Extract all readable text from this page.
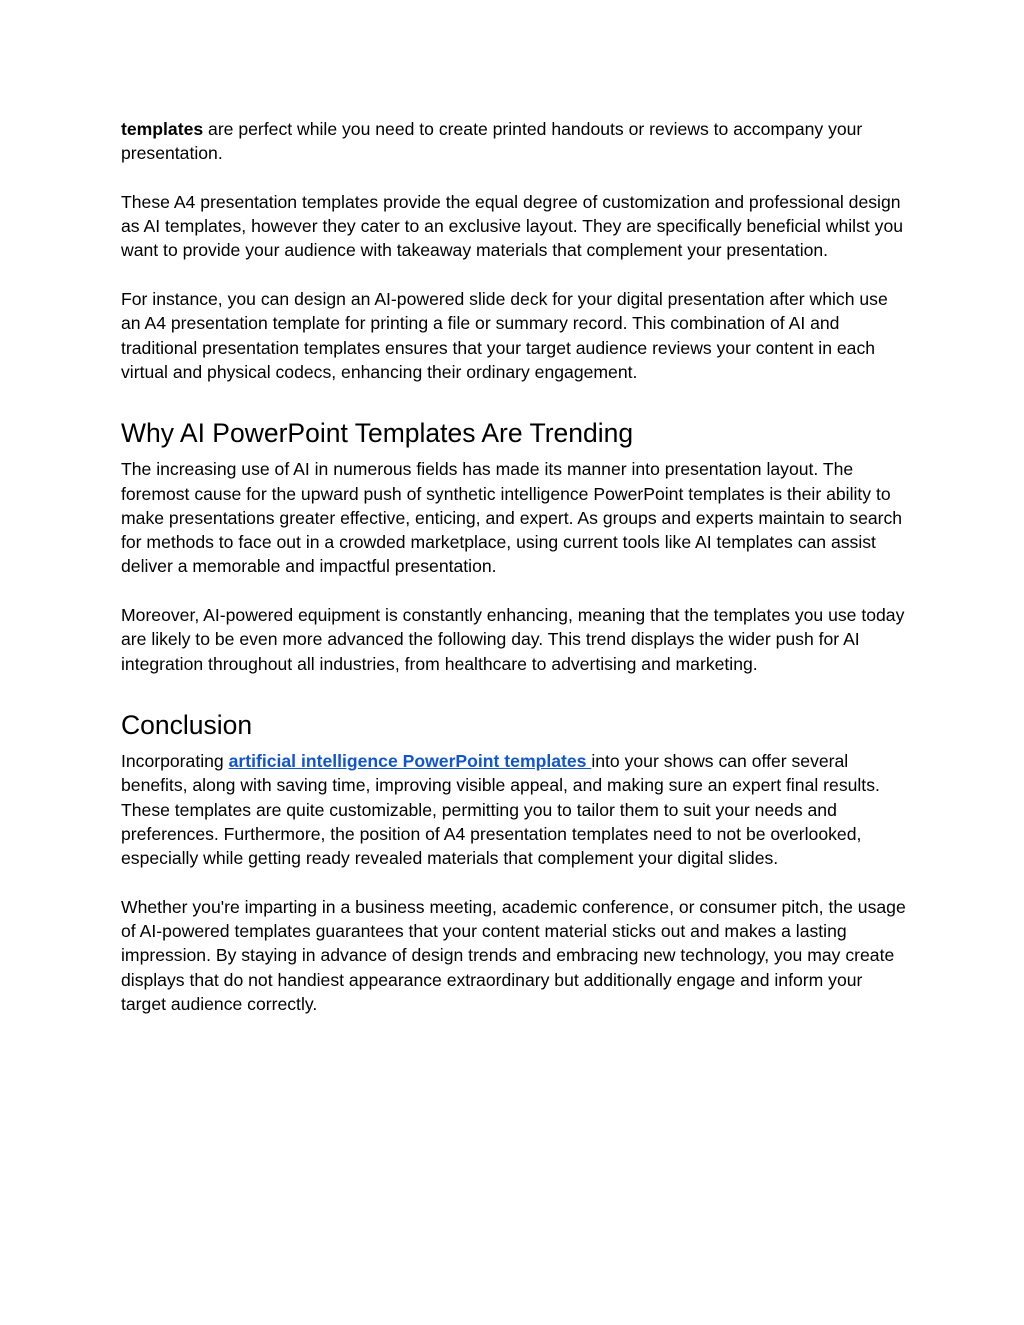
templates are perfect while you need to create printed handouts or reviews to accompany your presentation.

These A4 presentation templates provide the equal degree of customization and professional design as AI templates, however they cater to an exclusive layout. They are specifically beneficial whilst you want to provide your audience with takeaway materials that complement your presentation.

For instance, you can design an AI-powered slide deck for your digital presentation after which use an A4 presentation template for printing a file or summary record. This combination of AI and traditional presentation templates ensures that your target audience reviews your content in each virtual and physical codecs, enhancing their ordinary engagement.

Why AI PowerPoint Templates Are Trending

The increasing use of AI in numerous fields has made its manner into presentation layout. The foremost cause for the upward push of synthetic intelligence PowerPoint templates is their ability to make presentations greater effective, enticing, and expert. As groups and experts maintain to search for methods to face out in a crowded marketplace, using current tools like AI templates can assist deliver a memorable and impactful presentation.

Moreover, AI-powered equipment is constantly enhancing, meaning that the templates you use today are likely to be even more advanced the following day. This trend displays the wider push for AI integration throughout all industries, from healthcare to advertising and marketing.

Conclusion

Incorporating artificial intelligence PowerPoint templates into your shows can offer several benefits, along with saving time, improving visible appeal, and making sure an expert final results. These templates are quite customizable, permitting you to tailor them to suit your needs and preferences. Furthermore, the position of A4 presentation templates need to not be overlooked, especially while getting ready revealed materials that complement your digital slides.

Whether you're imparting in a business meeting, academic conference, or consumer pitch, the usage of AI-powered templates guarantees that your content material sticks out and makes a lasting impression. By staying in advance of design trends and embracing new technology, you may create displays that do not handiest appearance extraordinary but additionally engage and inform your target audience correctly.
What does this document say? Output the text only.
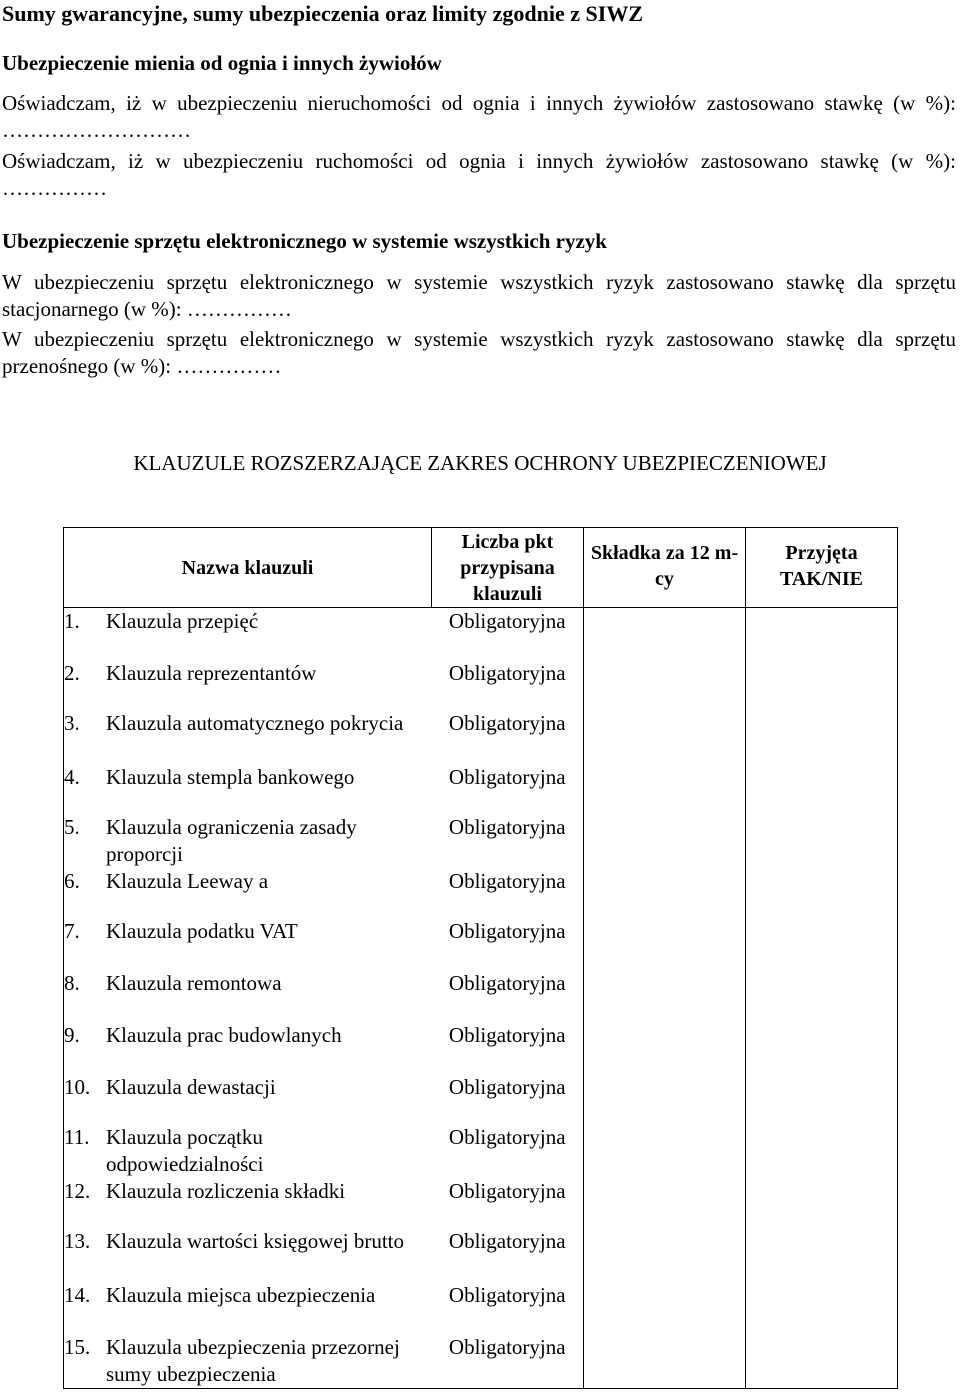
Sumy gwarancyjne, sumy ubezpieczenia oraz limity zgodnie z SIWZ
Ubezpieczenie mienia od ognia i innych żywiołów
Oświadczam, iż w ubezpieczeniu nieruchomości od ognia i innych żywiołów zastosowano stawkę (w %): ………………………
Oświadczam, iż w ubezpieczeniu ruchomości od ognia i innych żywiołów zastosowano stawkę (w %): ……………
Ubezpieczenie sprzętu elektronicznego w systemie wszystkich ryzyk
W ubezpieczeniu sprzętu elektronicznego w systemie wszystkich ryzyk zastosowano stawkę dla sprzętu stacjonarnego (w %): ……………
W ubezpieczeniu sprzętu elektronicznego w systemie wszystkich ryzyk zastosowano stawkę dla sprzętu przenośnego (w %): ……………
KLAUZULE ROZSZERZAJĄCE ZAKRES OCHRONY UBEZPIECZENIOWEJ
Nazwa klauzuli	Liczba pkt przypisana klauzuli	Składka za 12 m-cy	Przyjęta TAK/NIE
1. Klauzula przepięć	Obligatoryjna		
2. Klauzula reprezentantów	Obligatoryjna		
3. Klauzula automatycznego pokrycia	Obligatoryjna		
4. Klauzula stempla bankowego	Obligatoryjna		
5. Klauzula ograniczenia zasady proporcji	Obligatoryjna		
6. Klauzula Leeway a	Obligatoryjna		
7. Klauzula podatku VAT	Obligatoryjna		
8. Klauzula remontowa	Obligatoryjna		
9. Klauzula prac budowlanych	Obligatoryjna		
10. Klauzula dewastacji	Obligatoryjna		
11. Klauzula początku odpowiedzialności	Obligatoryjna		
12. Klauzula rozliczenia składki	Obligatoryjna		
13. Klauzula wartości księgowej brutto	Obligatoryjna		
14. Klauzula miejsca ubezpieczenia	Obligatoryjna		
15. Klauzula ubezpieczenia przezornej sumy ubezpieczenia	Obligatoryjna		
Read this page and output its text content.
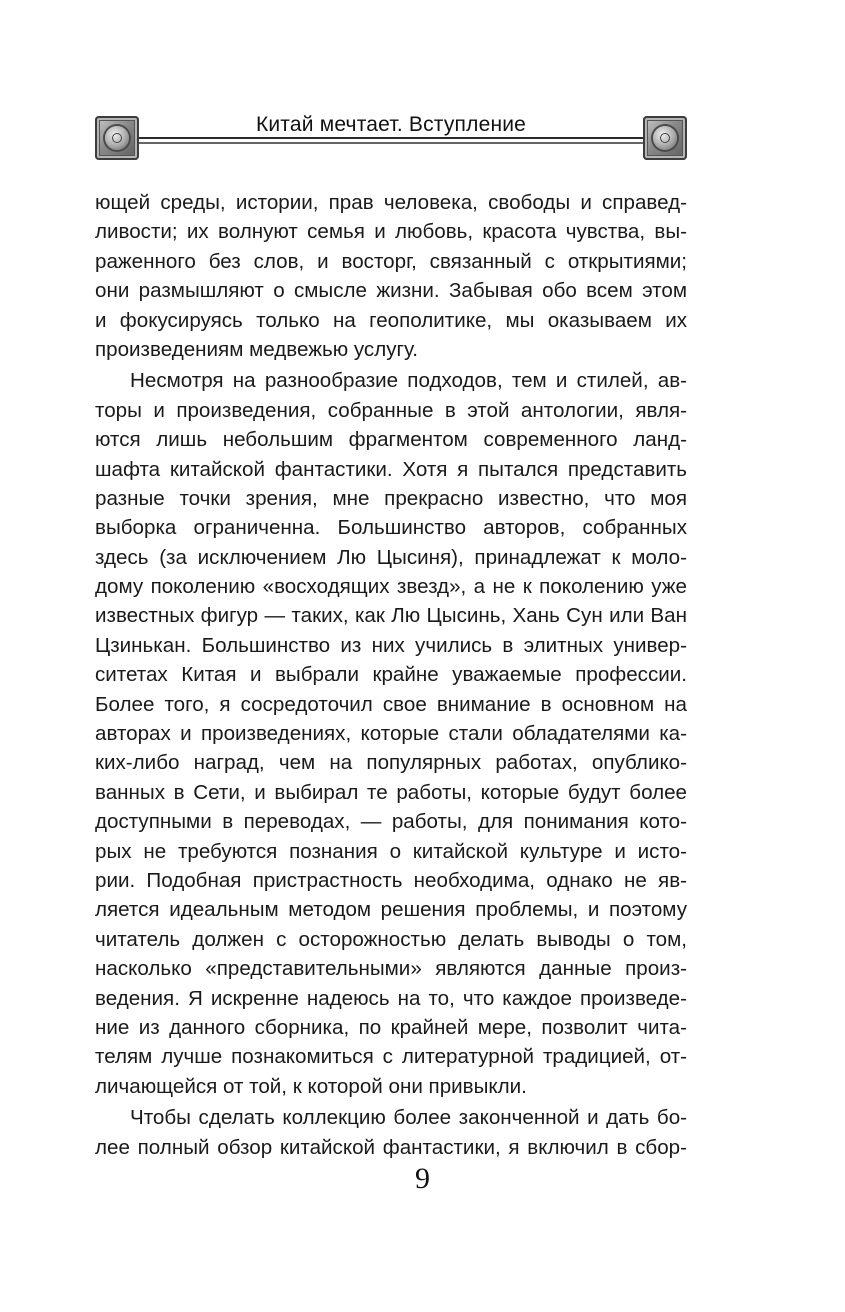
Китай мечтает. Вступление
ющей среды, истории, прав человека, свободы и справед-
ливости; их волнуют семья и любовь, красота чувства, вы-
раженного без слов, и восторг, связанный с открытиями;
они размышляют о смысле жизни. Забывая обо всем этом
и фокусируясь только на геополитике, мы оказываем их
произведениям медвежью услугу.
Несмотря на разнообразие подходов, тем и стилей, ав-
торы и произведения, собранные в этой антологии, явля-
ются лишь небольшим фрагментом современного ланд-
шафта китайской фантастики. Хотя я пытался представить
разные точки зрения, мне прекрасно известно, что моя
выборка ограниченна. Большинство авторов, собранных
здесь (за исключением Лю Цысиня), принадлежат к моло-
дому поколению «восходящих звезд», а не к поколению уже
известных фигур — таких, как Лю Цысинь, Хань Сун или Ван
Цзинькан. Большинство из них учились в элитных универ-
ситетах Китая и выбрали крайне уважаемые профессии.
Более того, я сосредоточил свое внимание в основном на
авторах и произведениях, которые стали обладателями ка-
ких-либо наград, чем на популярных работах, опублико-
ванных в Сети, и выбирал те работы, которые будут более
доступными в переводах, — работы, для понимания кото-
рых не требуются познания о китайской культуре и исто-
рии. Подобная пристрастность необходима, однако не яв-
ляется идеальным методом решения проблемы, и поэтому
читатель должен с осторожностью делать выводы о том,
насколько «представительными» являются данные произ-
ведения. Я искренне надеюсь на то, что каждое произведе-
ние из данного сборника, по крайней мере, позволит чита-
телям лучше познакомиться с литературной традицией, от-
личающейся от той, к которой они привыкли.
Чтобы сделать коллекцию более законченной и дать бо-
лее полный обзор китайской фантастики, я включил в сбор-
9
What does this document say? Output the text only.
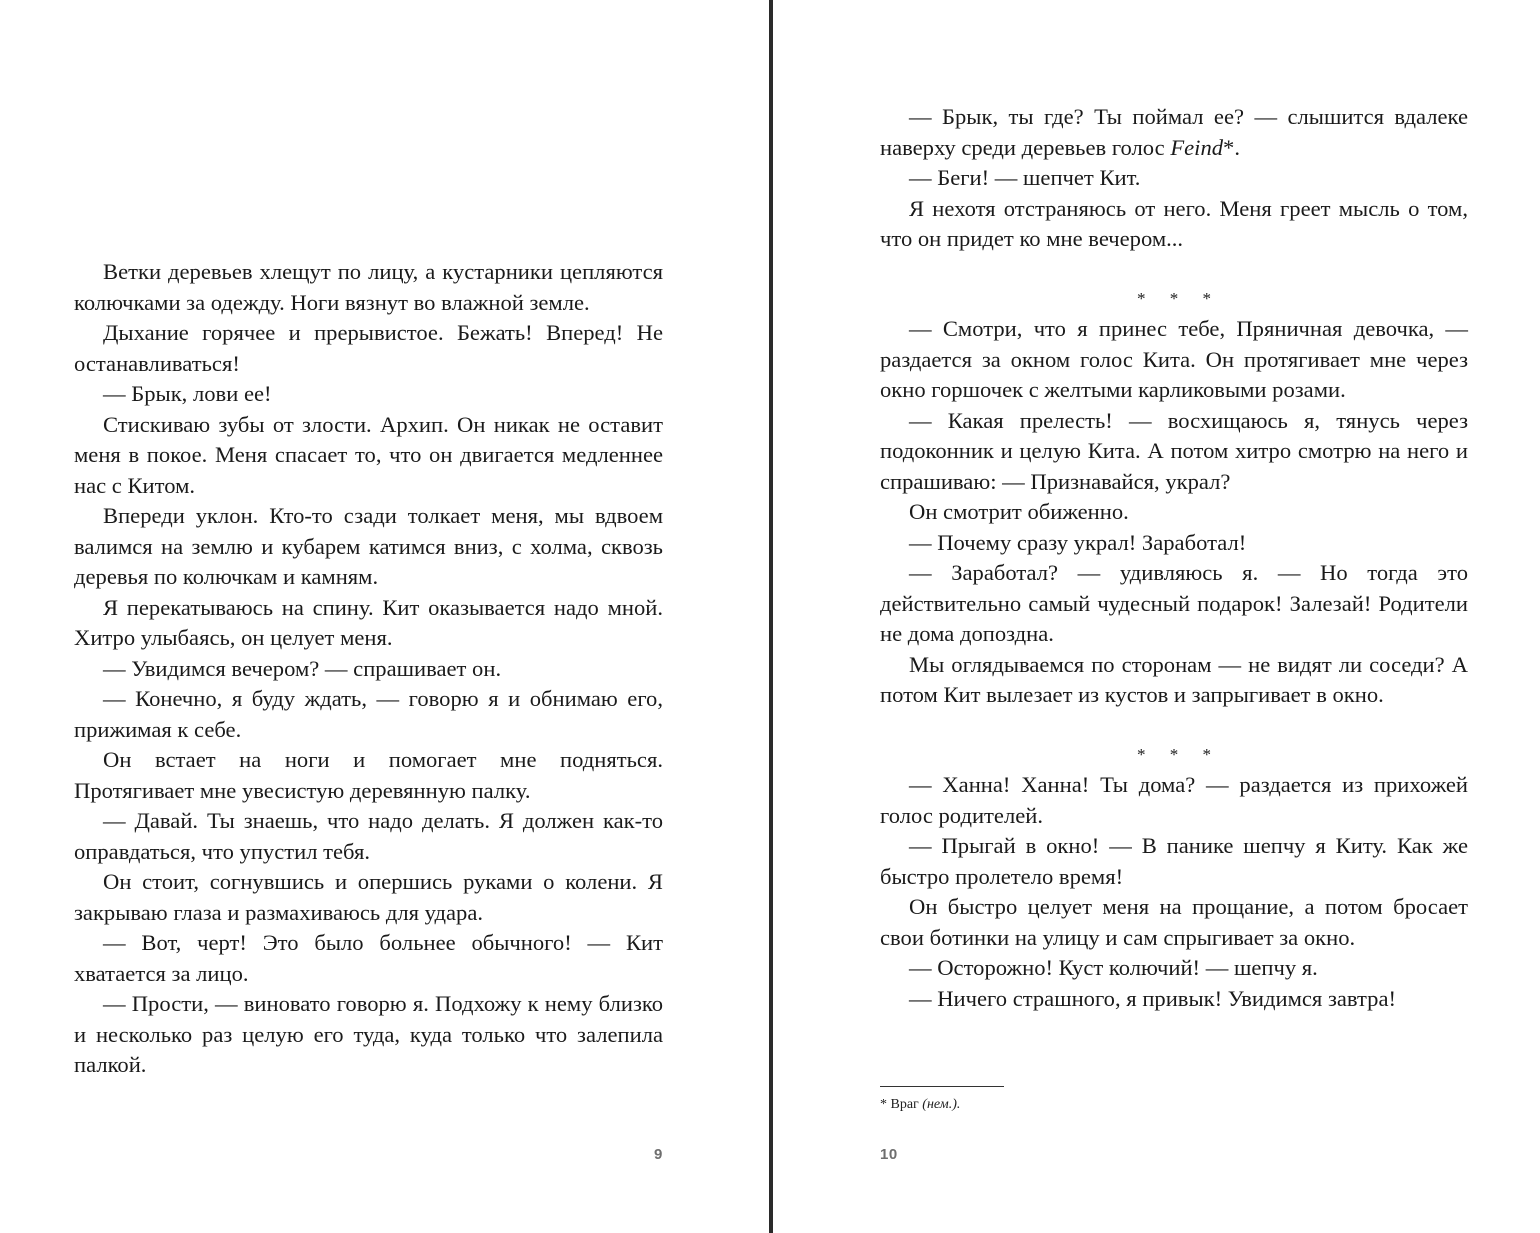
Ветки деревьев хлещут по лицу, а кустарники цепляются колючками за одежду. Ноги вязнут во влажной земле.

Дыхание горячее и прерывистое. Бежать! Вперед! Не останавливаться!

— Брык, лови ее!

Стискиваю зубы от злости. Архип. Он никак не оставит меня в покое. Меня спасает то, что он двигается медленнее нас с Китом.

Впереди уклон. Кто-то сзади толкает меня, мы вдвоем валимся на землю и кубарем катимся вниз, с холма, сквозь деревья по колючкам и камням.

Я перекатываюсь на спину. Кит оказывается надо мной. Хитро улыбаясь, он целует меня.

— Увидимся вечером? — спрашивает он.

— Конечно, я буду ждать, — говорю я и обнимаю его, прижимая к себе.

Он встает на ноги и помогает мне подняться. Протягивает мне увесистую деревянную палку.

— Давай. Ты знаешь, что надо делать. Я должен как-то оправдаться, что упустил тебя.

Он стоит, согнувшись и опершись руками о колени. Я закрываю глаза и размахиваюсь для удара.

— Вот, черт! Это было больнее обычного! — Кит хватается за лицо.

— Прости, — виновато говорю я. Подхожу к нему близко и несколько раз целую его туда, куда только что залепила палкой.

9

— Брык, ты где? Ты поймал ее? — слышится вдалеке наверху среди деревьев голос Feind*.

— Беги! — шепчет Кит.

Я нехотя отстраняюсь от него. Меня греет мысль о том, что он придет ко мне вечером...

* * *

— Смотри, что я принес тебе, Пряничная девочка, — раздается за окном голос Кита. Он протягивает мне через окно горшочек с желтыми карликовыми розами.

— Какая прелесть! — восхищаюсь я, тянусь через подоконник и целую Кита. А потом хитро смотрю на него и спрашиваю: — Признавайся, украл?

Он смотрит обиженно.

— Почему сразу украл! Заработал!

— Заработал? — удивляюсь я. — Но тогда это действительно самый чудесный подарок! Залезай! Родители не дома допоздна.

Мы оглядываемся по сторонам — не видят ли соседи? А потом Кит вылезает из кустов и запрыгивает в окно.

* * *

— Ханна! Ханна! Ты дома? — раздается из прихожей голос родителей.

— Прыгай в окно! — В панике шепчу я Киту. Как же быстро пролетело время!

Он быстро целует меня на прощание, а потом бросает свои ботинки на улицу и сам спрыгивает за окно.

— Осторожно! Куст колючий! — шепчу я.

— Ничего страшного, я привык! Увидимся завтра!

* Враг (нем.).
10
--- --- ---
** Directive **
Say how many lines contain "żywiołów", and give nothing but that number.

** Reply **
3